======== Supplied information ========

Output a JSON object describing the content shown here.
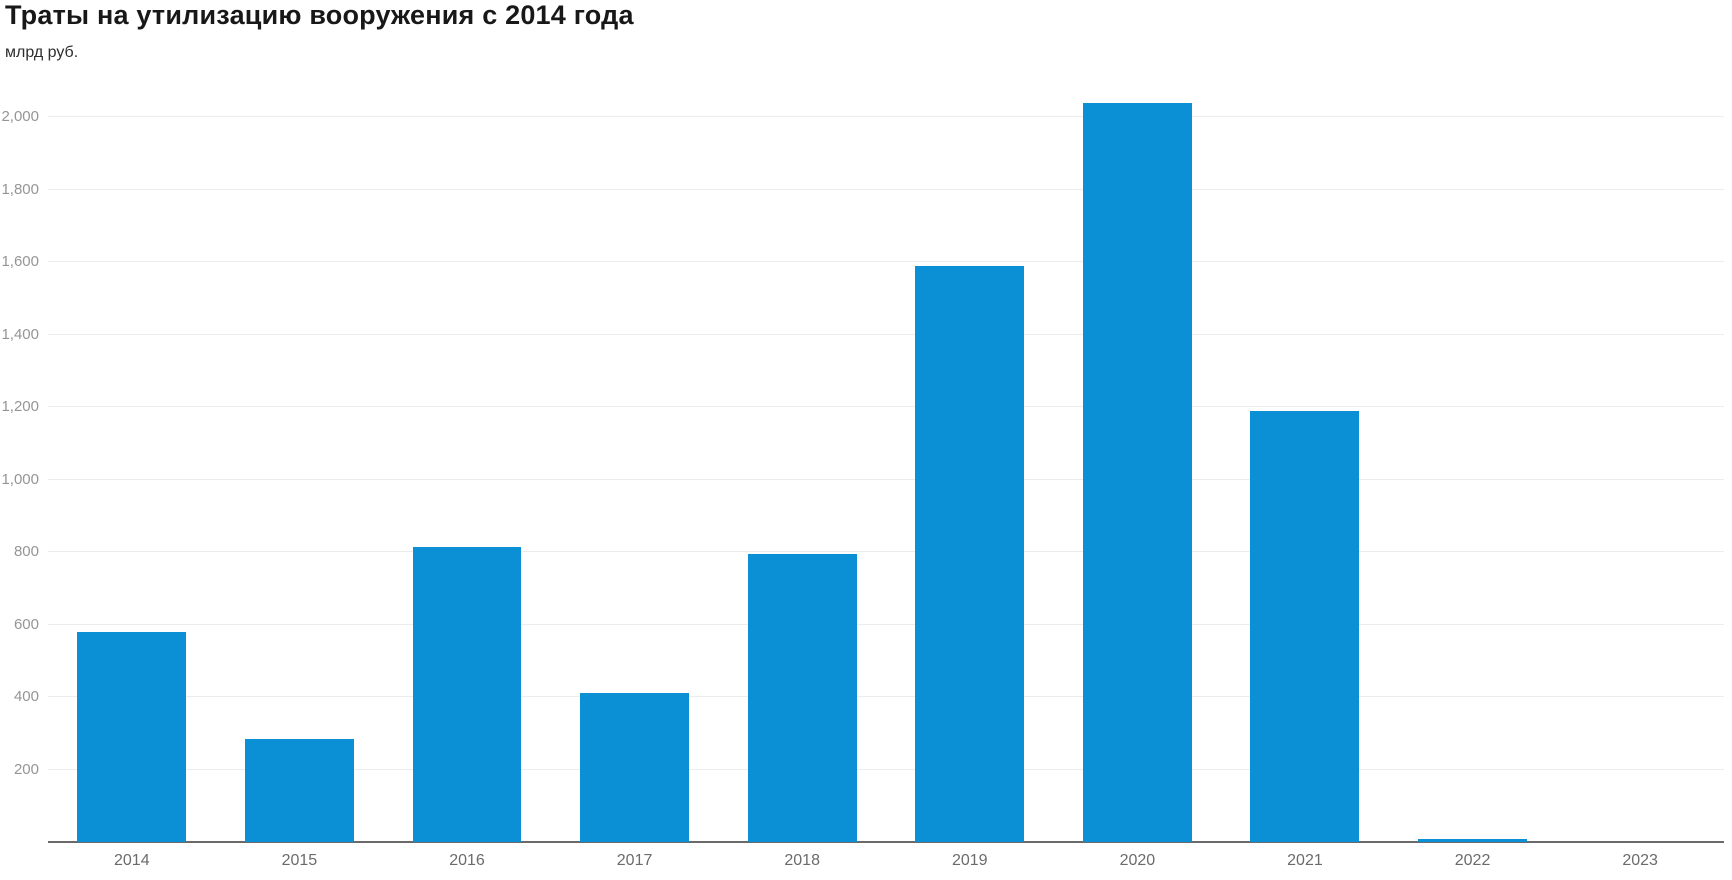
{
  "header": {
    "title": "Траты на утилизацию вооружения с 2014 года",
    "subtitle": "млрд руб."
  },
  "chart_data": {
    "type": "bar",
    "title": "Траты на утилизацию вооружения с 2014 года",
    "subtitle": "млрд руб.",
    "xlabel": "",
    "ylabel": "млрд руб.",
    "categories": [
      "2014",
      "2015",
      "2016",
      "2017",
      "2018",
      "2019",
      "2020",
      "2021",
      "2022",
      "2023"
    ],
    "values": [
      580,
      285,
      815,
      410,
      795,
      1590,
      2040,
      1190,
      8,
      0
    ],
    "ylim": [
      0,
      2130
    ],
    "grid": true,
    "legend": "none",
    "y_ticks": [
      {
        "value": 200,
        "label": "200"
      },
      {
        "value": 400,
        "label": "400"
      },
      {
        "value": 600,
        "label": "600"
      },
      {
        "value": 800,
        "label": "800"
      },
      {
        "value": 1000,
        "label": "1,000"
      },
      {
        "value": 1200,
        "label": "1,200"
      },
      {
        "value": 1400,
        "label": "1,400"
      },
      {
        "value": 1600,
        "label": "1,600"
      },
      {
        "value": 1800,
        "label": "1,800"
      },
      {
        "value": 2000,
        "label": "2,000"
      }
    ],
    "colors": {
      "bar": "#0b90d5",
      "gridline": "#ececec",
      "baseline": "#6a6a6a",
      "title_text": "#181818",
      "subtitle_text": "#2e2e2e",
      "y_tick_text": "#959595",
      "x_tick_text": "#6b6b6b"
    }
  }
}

========

- Directions
Without including any pictures, please restate all the records exactly.

- Final result
Output a JSON object describing the content shown here.
{
  "header": {
    "title": "Траты на утилизацию вооружения с 2014 года",
    "subtitle": "млрд руб."
  },
  "chart_data": {
    "type": "bar",
    "title": "Траты на утилизацию вооружения с 2014 года",
    "subtitle": "млрд руб.",
    "xlabel": "",
    "ylabel": "млрд руб.",
    "categories": [
      "2014",
      "2015",
      "2016",
      "2017",
      "2018",
      "2019",
      "2020",
      "2021",
      "2022",
      "2023"
    ],
    "values": [
      580,
      285,
      815,
      410,
      795,
      1590,
      2040,
      1190,
      8,
      0
    ],
    "ylim": [
      0,
      2130
    ],
    "grid": true,
    "legend": "none",
    "y_ticks": [
      {
        "value": 200,
        "label": "200"
      },
      {
        "value": 400,
        "label": "400"
      },
      {
        "value": 600,
        "label": "600"
      },
      {
        "value": 800,
        "label": "800"
      },
      {
        "value": 1000,
        "label": "1,000"
      },
      {
        "value": 1200,
        "label": "1,200"
      },
      {
        "value": 1400,
        "label": "1,400"
      },
      {
        "value": 1600,
        "label": "1,600"
      },
      {
        "value": 1800,
        "label": "1,800"
      },
      {
        "value": 2000,
        "label": "2,000"
      }
    ],
    "colors": {
      "bar": "#0b90d5",
      "gridline": "#ececec",
      "baseline": "#6a6a6a",
      "title_text": "#181818",
      "subtitle_text": "#2e2e2e",
      "y_tick_text": "#959595",
      "x_tick_text": "#6b6b6b"
    }
  }
}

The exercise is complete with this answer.